# PROBLEM DETAILS
Identify the lines holding "ylabel" and copy them.

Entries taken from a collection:

━━━━━━━━

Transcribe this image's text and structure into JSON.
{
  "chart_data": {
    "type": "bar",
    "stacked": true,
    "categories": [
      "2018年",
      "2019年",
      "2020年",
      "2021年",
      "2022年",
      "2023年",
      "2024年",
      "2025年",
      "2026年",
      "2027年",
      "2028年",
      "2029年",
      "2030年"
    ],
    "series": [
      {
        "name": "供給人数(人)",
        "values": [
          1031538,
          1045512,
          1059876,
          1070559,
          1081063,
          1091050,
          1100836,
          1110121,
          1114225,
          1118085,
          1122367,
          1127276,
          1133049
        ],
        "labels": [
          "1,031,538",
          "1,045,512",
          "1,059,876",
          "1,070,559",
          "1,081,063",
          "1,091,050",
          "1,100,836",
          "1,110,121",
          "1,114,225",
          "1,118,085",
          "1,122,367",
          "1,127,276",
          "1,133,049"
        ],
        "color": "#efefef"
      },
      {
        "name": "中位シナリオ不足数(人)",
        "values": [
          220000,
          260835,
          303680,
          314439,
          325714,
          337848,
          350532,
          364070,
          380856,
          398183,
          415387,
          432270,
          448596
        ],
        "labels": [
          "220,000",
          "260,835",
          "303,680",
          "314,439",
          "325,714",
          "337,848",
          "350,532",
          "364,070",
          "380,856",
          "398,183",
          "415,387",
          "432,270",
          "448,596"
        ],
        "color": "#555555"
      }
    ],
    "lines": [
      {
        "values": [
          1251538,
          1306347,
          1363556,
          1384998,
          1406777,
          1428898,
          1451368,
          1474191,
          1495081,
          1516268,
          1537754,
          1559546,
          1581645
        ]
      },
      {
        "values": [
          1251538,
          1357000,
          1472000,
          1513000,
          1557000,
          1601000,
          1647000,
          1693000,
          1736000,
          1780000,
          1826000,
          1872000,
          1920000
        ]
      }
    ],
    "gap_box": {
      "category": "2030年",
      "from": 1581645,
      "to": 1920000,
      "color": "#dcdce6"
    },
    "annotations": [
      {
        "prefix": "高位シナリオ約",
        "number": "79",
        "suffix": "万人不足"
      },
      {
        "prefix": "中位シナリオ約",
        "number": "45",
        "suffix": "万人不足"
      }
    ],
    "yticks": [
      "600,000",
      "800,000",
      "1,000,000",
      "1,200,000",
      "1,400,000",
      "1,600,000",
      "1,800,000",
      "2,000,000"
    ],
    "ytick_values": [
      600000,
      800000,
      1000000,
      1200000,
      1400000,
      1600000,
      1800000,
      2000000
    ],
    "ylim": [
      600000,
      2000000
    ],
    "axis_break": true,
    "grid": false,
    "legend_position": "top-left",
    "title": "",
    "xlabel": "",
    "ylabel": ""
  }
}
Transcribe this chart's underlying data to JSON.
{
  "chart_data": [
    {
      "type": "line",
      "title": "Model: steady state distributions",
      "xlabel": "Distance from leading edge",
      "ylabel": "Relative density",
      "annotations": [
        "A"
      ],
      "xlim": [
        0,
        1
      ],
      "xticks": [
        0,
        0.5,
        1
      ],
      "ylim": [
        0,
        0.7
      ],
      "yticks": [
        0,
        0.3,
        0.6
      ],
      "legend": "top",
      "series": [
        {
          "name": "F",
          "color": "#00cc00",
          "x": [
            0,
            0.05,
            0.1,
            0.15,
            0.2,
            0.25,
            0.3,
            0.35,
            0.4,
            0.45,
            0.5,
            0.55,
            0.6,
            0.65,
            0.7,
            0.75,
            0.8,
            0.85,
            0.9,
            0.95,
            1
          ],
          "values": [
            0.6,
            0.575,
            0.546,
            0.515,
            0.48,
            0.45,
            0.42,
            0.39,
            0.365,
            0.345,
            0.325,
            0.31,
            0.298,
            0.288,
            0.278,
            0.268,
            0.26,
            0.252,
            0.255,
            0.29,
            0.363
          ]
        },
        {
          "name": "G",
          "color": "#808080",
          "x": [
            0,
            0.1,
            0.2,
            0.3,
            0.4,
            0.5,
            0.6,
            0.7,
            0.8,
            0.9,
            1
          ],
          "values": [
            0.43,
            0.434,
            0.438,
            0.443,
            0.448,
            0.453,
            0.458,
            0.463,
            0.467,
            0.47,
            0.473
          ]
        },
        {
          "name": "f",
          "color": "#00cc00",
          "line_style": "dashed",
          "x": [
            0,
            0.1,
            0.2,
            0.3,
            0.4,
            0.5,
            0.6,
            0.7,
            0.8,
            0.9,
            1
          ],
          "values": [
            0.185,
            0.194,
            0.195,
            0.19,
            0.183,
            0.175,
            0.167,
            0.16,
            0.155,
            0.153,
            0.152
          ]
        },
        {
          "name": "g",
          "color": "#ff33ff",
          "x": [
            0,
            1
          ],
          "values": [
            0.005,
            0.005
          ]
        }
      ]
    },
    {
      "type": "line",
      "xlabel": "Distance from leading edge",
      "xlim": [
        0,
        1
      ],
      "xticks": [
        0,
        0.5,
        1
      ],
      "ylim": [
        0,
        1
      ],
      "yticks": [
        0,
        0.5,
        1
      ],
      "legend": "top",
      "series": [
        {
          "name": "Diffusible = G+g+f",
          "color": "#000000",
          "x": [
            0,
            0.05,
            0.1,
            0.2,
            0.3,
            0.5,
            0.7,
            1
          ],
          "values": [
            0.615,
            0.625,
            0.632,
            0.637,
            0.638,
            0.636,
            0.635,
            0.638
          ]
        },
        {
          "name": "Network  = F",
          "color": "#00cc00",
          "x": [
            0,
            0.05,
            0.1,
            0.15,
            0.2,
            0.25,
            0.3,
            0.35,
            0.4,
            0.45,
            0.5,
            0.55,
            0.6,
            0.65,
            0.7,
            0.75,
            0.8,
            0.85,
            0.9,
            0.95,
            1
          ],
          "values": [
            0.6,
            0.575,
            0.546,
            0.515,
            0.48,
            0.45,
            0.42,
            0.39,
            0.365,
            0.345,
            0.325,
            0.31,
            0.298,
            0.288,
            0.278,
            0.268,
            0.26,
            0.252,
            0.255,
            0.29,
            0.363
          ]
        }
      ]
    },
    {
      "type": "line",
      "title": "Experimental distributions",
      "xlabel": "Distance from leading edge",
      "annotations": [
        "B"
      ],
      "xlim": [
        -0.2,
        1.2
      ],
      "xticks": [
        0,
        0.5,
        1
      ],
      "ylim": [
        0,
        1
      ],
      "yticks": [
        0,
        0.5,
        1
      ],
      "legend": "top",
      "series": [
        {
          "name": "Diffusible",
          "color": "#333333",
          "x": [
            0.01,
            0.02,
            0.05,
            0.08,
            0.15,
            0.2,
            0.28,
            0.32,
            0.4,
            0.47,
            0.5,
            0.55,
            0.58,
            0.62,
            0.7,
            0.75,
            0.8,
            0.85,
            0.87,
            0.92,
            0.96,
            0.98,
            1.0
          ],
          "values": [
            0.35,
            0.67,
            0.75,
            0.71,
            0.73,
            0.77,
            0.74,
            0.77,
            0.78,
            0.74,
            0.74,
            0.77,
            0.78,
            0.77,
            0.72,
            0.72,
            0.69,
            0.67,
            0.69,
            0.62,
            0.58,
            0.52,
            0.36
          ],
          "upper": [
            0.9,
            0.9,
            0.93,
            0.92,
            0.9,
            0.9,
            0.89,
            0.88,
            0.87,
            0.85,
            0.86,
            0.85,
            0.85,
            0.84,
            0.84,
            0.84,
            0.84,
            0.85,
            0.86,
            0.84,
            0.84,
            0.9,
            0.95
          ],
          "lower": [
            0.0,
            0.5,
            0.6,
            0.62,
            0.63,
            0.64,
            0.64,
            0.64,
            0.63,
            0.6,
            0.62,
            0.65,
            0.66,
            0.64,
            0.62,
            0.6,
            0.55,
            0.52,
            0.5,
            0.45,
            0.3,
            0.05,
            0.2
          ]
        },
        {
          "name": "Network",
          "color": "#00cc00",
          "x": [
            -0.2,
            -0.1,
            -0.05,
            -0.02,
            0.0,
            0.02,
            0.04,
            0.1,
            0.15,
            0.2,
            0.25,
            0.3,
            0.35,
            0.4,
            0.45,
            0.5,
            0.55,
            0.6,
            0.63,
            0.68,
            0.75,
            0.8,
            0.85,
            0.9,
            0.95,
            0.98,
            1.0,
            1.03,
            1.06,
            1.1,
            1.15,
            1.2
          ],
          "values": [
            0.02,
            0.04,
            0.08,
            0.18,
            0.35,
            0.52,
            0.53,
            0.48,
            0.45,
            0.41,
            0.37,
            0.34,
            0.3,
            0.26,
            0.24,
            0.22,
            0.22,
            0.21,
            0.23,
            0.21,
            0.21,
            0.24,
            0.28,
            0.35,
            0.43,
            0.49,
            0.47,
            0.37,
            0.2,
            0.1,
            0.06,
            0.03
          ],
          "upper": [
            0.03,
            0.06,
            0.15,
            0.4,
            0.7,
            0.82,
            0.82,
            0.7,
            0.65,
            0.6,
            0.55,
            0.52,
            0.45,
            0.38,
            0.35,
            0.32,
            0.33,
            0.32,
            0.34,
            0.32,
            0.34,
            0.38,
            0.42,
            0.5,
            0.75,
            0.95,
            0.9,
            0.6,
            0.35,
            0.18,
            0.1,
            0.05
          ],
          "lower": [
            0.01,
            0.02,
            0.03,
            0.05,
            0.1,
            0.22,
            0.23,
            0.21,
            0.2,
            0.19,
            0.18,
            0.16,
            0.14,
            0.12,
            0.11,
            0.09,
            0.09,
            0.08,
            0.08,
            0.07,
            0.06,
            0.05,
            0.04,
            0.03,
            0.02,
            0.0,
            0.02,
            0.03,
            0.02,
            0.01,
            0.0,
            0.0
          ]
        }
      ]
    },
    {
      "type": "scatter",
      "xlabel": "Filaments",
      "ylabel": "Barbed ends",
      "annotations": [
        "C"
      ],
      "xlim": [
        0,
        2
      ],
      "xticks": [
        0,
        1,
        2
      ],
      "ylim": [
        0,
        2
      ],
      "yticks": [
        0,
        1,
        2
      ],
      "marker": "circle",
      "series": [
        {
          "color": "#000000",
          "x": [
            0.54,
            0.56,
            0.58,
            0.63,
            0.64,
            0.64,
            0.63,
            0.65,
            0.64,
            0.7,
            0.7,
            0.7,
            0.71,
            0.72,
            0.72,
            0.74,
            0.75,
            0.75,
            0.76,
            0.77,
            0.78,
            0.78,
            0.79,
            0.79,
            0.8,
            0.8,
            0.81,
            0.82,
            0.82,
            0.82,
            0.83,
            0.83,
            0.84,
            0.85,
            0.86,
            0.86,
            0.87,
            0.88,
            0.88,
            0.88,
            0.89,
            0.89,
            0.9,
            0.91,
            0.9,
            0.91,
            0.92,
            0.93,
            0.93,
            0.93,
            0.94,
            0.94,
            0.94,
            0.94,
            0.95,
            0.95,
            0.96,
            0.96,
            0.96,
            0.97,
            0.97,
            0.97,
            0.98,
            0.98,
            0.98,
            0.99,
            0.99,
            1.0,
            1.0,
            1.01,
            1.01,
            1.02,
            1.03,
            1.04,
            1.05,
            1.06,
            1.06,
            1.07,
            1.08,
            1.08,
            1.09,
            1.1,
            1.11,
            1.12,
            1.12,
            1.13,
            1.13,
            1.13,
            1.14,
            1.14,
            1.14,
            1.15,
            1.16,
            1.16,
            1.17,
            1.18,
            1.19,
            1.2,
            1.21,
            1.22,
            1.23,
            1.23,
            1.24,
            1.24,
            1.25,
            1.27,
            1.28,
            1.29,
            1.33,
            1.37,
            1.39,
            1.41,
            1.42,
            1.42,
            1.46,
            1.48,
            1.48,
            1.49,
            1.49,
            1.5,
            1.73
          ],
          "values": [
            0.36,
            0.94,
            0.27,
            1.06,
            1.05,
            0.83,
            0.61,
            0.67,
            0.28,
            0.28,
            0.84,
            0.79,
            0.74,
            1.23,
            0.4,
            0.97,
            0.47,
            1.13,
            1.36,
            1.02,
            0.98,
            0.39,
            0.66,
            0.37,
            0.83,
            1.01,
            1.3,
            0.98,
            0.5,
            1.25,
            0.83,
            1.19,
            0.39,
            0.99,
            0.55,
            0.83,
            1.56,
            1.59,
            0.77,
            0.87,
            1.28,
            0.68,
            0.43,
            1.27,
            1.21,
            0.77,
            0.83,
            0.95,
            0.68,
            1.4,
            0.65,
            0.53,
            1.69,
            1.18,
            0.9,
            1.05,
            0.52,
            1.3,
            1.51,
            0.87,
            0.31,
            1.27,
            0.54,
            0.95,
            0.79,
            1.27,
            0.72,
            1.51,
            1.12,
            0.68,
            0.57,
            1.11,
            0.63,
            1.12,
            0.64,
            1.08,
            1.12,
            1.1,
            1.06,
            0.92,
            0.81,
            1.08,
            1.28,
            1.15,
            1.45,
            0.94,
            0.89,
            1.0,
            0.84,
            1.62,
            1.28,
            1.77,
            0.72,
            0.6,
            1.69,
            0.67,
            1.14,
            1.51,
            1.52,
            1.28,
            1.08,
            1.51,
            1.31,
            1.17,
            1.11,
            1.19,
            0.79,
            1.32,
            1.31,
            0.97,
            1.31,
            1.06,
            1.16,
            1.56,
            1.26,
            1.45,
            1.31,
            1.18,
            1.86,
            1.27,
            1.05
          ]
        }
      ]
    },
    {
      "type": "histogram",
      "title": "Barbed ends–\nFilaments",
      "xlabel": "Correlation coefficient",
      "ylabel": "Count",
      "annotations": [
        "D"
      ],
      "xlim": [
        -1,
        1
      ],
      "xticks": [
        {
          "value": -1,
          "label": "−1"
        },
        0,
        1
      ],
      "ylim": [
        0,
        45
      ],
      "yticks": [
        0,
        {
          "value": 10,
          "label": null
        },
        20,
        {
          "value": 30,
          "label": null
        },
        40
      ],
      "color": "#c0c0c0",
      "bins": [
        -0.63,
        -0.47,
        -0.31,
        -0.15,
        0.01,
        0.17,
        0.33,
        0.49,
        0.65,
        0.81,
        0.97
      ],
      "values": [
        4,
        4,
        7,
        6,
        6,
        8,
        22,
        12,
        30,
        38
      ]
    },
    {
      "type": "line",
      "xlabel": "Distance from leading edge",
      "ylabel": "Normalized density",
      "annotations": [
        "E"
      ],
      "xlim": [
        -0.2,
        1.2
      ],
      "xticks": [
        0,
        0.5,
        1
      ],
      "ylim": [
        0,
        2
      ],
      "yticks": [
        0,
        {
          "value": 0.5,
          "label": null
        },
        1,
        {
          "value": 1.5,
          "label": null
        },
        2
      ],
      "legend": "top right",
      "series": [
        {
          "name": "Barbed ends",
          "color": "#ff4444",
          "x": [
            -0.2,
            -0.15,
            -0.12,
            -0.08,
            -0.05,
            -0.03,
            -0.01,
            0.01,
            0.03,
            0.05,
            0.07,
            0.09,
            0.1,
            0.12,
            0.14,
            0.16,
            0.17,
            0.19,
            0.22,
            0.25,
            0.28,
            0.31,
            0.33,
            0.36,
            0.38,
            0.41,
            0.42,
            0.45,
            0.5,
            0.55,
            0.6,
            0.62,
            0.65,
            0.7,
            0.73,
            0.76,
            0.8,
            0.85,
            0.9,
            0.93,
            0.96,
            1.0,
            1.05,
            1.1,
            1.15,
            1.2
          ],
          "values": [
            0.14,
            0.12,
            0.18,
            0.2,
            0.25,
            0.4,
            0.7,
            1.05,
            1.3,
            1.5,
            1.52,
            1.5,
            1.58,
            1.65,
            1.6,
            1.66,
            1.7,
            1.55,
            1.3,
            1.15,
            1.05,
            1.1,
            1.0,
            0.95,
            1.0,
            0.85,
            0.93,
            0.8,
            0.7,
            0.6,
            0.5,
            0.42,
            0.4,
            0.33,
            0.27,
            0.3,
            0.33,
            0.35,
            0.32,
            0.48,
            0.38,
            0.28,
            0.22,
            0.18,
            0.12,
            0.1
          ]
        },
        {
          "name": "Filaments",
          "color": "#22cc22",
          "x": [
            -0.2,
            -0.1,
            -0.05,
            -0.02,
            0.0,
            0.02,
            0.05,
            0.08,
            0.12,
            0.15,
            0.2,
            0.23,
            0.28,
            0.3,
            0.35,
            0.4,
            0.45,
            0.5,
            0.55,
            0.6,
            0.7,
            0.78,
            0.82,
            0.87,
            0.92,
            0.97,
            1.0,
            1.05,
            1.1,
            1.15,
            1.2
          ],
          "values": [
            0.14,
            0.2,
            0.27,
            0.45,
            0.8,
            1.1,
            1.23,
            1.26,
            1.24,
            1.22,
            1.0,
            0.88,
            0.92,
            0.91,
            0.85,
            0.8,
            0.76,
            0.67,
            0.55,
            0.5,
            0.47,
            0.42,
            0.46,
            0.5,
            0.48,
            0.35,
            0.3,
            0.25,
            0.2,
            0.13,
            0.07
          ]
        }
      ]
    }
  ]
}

━━━━━━━━

# FULL SOLUTION
    "ylabel": ""
      "ylabel": "Relative density",
      "ylabel": "Barbed ends",
      "ylabel": "Count",
      "ylabel": "Normalized density",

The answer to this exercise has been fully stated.